***** Given records *****
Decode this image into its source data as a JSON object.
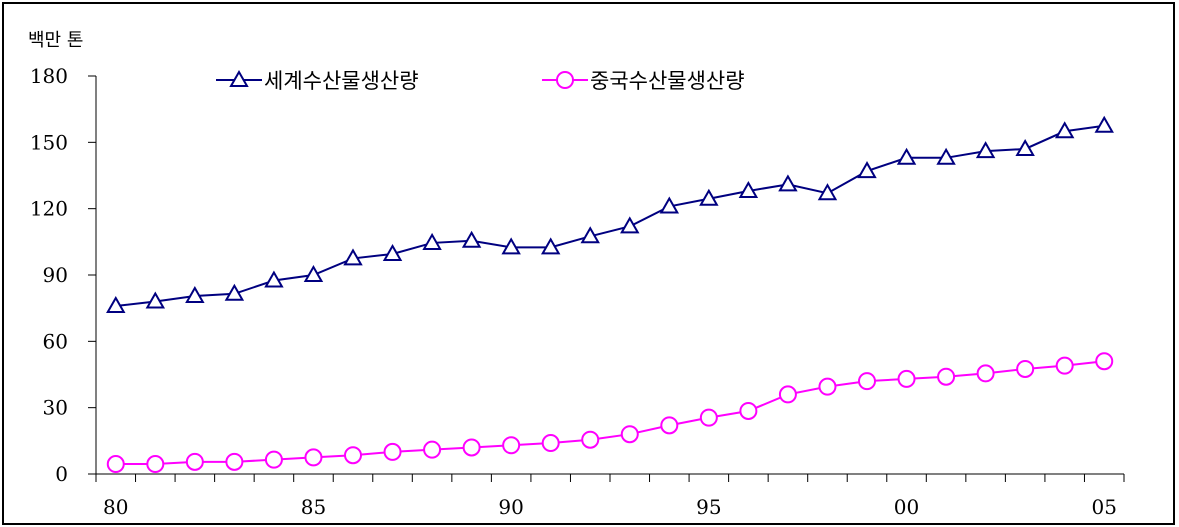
{
  "chart_data": {
    "type": "line",
    "y_unit_label": "백만 톤",
    "x_tick_labels": [
      "80",
      "85",
      "90",
      "95",
      "00",
      "05"
    ],
    "y_ticks": [
      0,
      30,
      60,
      90,
      120,
      150,
      180
    ],
    "ylim": [
      0,
      180
    ],
    "x": [
      1980,
      1981,
      1982,
      1983,
      1984,
      1985,
      1986,
      1987,
      1988,
      1989,
      1990,
      1991,
      1992,
      1993,
      1994,
      1995,
      1996,
      1997,
      1998,
      1999,
      2000,
      2001,
      2002,
      2003,
      2004,
      2005
    ],
    "xlim": [
      1979.5,
      2005.5
    ],
    "grid": false,
    "legend_position": "top",
    "series": [
      {
        "name": "세계수산물생산량",
        "color": "#000080",
        "marker": "triangle",
        "values": [
          76,
          78,
          80.5,
          81.5,
          87.5,
          90,
          97.5,
          99.5,
          104.5,
          105.5,
          102.5,
          102.5,
          107.5,
          112,
          121,
          124.5,
          128,
          131,
          127,
          137,
          143,
          143,
          146,
          147,
          155,
          157.5
        ]
      },
      {
        "name": "중국수산물생산량",
        "color": "#ff00ff",
        "marker": "circle",
        "values": [
          4.5,
          4.5,
          5.5,
          5.5,
          6.5,
          7.5,
          8.5,
          10,
          11,
          12,
          13,
          14,
          15.5,
          18,
          22,
          25.5,
          28.5,
          36,
          39.5,
          42,
          43,
          44,
          45.5,
          47.5,
          49,
          51
        ]
      }
    ]
  }
}
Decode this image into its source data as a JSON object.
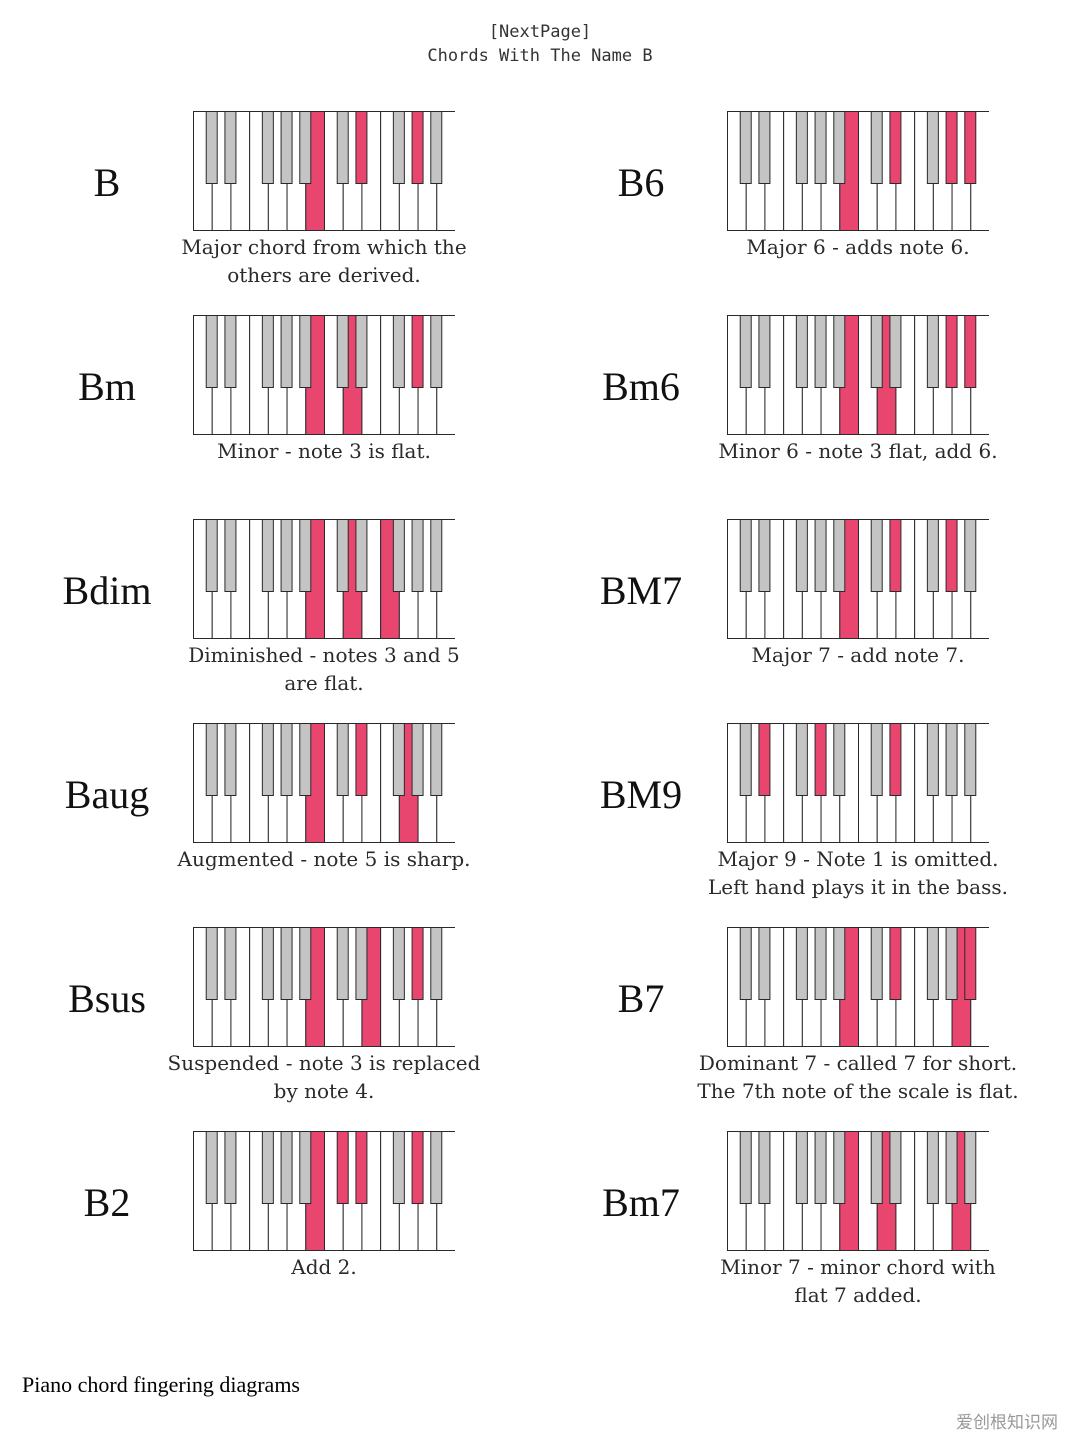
{
  "header": {
    "line1": "[NextPage]",
    "line2": "Chords With The Name B"
  },
  "colors": {
    "white_key": "#ffffff",
    "black_key": "#c4c4c4",
    "highlight": "#e8456f",
    "outline": "#2a2a2a"
  },
  "chords": [
    {
      "name": "B",
      "caption": [
        "Major chord from which the",
        "others are derived."
      ],
      "highlight_white": [
        6
      ],
      "highlight_black": [
        6,
        8
      ]
    },
    {
      "name": "B6",
      "caption": [
        "Major 6 - adds note 6."
      ],
      "highlight_white": [
        6
      ],
      "highlight_black": [
        6,
        8,
        9
      ]
    },
    {
      "name": "Bm",
      "caption": [
        "Minor - note 3 is flat."
      ],
      "highlight_white": [
        6,
        8
      ],
      "highlight_black": [
        8
      ]
    },
    {
      "name": "Bm6",
      "caption": [
        "Minor 6 - note 3 flat, add 6."
      ],
      "highlight_white": [
        6,
        8
      ],
      "highlight_black": [
        8,
        9
      ]
    },
    {
      "name": "Bdim",
      "caption": [
        "Diminished - notes 3 and 5",
        "are flat."
      ],
      "highlight_white": [
        6,
        8,
        10
      ],
      "highlight_black": []
    },
    {
      "name": "BM7",
      "caption": [
        "Major 7 - add note 7."
      ],
      "highlight_white": [
        6
      ],
      "highlight_black": [
        6,
        8,
        10
      ]
    },
    {
      "name": "Baug",
      "caption": [
        "Augmented - note 5 is sharp."
      ],
      "highlight_white": [
        6,
        11
      ],
      "highlight_black": [
        6
      ]
    },
    {
      "name": "BM9",
      "caption": [
        "Major 9 - Note 1 is omitted.",
        "Left hand plays it in the bass."
      ],
      "highlight_white": [],
      "highlight_black": [
        1,
        3,
        6
      ]
    },
    {
      "name": "Bsus",
      "caption": [
        "Suspended - note 3 is replaced",
        "by note 4."
      ],
      "highlight_white": [
        6,
        9
      ],
      "highlight_black": [
        8
      ]
    },
    {
      "name": "B7",
      "caption": [
        "Dominant 7 - called 7 for short.",
        "The 7th note of the scale is flat."
      ],
      "highlight_white": [
        6,
        12
      ],
      "highlight_black": [
        6,
        9
      ]
    },
    {
      "name": "B2",
      "caption": [
        "Add 2."
      ],
      "highlight_white": [
        6
      ],
      "highlight_black": [
        5,
        6,
        8
      ]
    },
    {
      "name": "Bm7",
      "caption": [
        "Minor 7 - minor chord with",
        "flat 7 added."
      ],
      "highlight_white": [
        6,
        8,
        12
      ],
      "highlight_black": []
    }
  ],
  "footer": {
    "caption": "Piano chord fingering diagrams",
    "watermark": "爱创根知识网"
  }
}
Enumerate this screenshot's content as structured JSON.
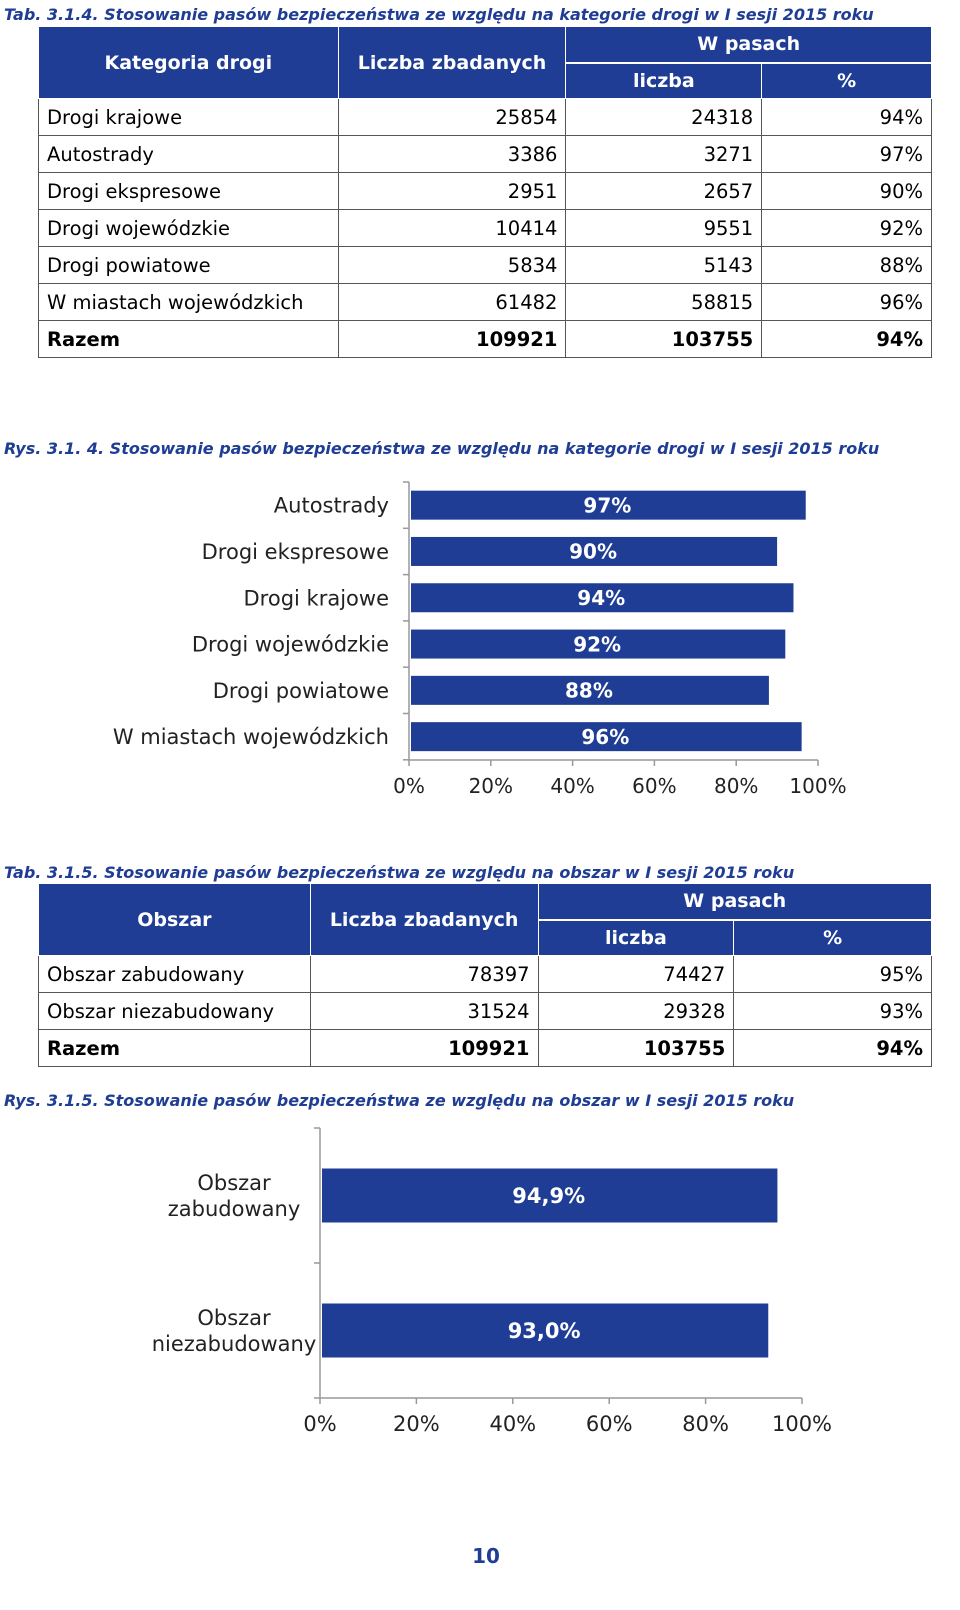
{
  "table1": {
    "caption": "Tab. 3.1.4. Stosowanie pasów bezpieczeństwa ze względu na kategorie drogi w I sesji 2015 roku",
    "headers": {
      "col1": "Kategoria drogi",
      "col2": "Liczba zbadanych",
      "group": "W pasach",
      "col3": "liczba",
      "col4": "%"
    },
    "rows": [
      {
        "name": "Drogi krajowe",
        "count": "25854",
        "belted": "24318",
        "pct": "94%"
      },
      {
        "name": "Autostrady",
        "count": "3386",
        "belted": "3271",
        "pct": "97%"
      },
      {
        "name": "Drogi ekspresowe",
        "count": "2951",
        "belted": "2657",
        "pct": "90%"
      },
      {
        "name": "Drogi wojewódzkie",
        "count": "10414",
        "belted": "9551",
        "pct": "92%"
      },
      {
        "name": "Drogi powiatowe",
        "count": "5834",
        "belted": "5143",
        "pct": "88%"
      },
      {
        "name": "W miastach wojewódzkich",
        "count": "61482",
        "belted": "58815",
        "pct": "96%"
      }
    ],
    "total": {
      "name": "Razem",
      "count": "109921",
      "belted": "103755",
      "pct": "94%"
    }
  },
  "table2": {
    "caption": "Tab. 3.1.5. Stosowanie pasów bezpieczeństwa ze względu na obszar w I sesji 2015 roku",
    "headers": {
      "col1": "Obszar",
      "col2": "Liczba zbadanych",
      "group": "W pasach",
      "col3": "liczba",
      "col4": "%"
    },
    "rows": [
      {
        "name": "Obszar zabudowany",
        "count": "78397",
        "belted": "74427",
        "pct": "95%"
      },
      {
        "name": "Obszar niezabudowany",
        "count": "31524",
        "belted": "29328",
        "pct": "93%"
      }
    ],
    "total": {
      "name": "Razem",
      "count": "109921",
      "belted": "103755",
      "pct": "94%"
    }
  },
  "chart_data": [
    {
      "type": "bar",
      "orientation": "horizontal",
      "title": "Rys. 3.1. 4. Stosowanie pasów bezpieczeństwa ze względu na kategorie drogi w I sesji 2015 roku",
      "categories": [
        "Autostrady",
        "Drogi ekspresowe",
        "Drogi krajowe",
        "Drogi wojewódzkie",
        "Drogi powiatowe",
        "W miastach wojewódzkich"
      ],
      "values": [
        97,
        90,
        94,
        92,
        88,
        96
      ],
      "data_labels": [
        "97%",
        "90%",
        "94%",
        "92%",
        "88%",
        "96%"
      ],
      "xlim": [
        0,
        100
      ],
      "xticks": [
        "0%",
        "20%",
        "40%",
        "60%",
        "80%",
        "100%"
      ],
      "bar_color": "#1f3d94",
      "grid": false
    },
    {
      "type": "bar",
      "orientation": "horizontal",
      "title": "Rys. 3.1.5. Stosowanie pasów bezpieczeństwa ze względu na obszar w I sesji 2015 roku",
      "categories": [
        [
          "Obszar",
          "zabudowany"
        ],
        [
          "Obszar",
          "niezabudowany"
        ]
      ],
      "values": [
        94.9,
        93.0
      ],
      "data_labels": [
        "94,9%",
        "93,0%"
      ],
      "xlim": [
        0,
        100
      ],
      "xticks": [
        "0%",
        "20%",
        "40%",
        "60%",
        "80%",
        "100%"
      ],
      "bar_color": "#1f3d94",
      "grid": false
    }
  ],
  "page_number": "10",
  "colors": {
    "accent": "#1f3d94",
    "caption": "#1f3d94"
  }
}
*****
--- The exercise ---
How many lines of the records contain the string "Minor"? Respond with the number alone.

--- Task output ---
3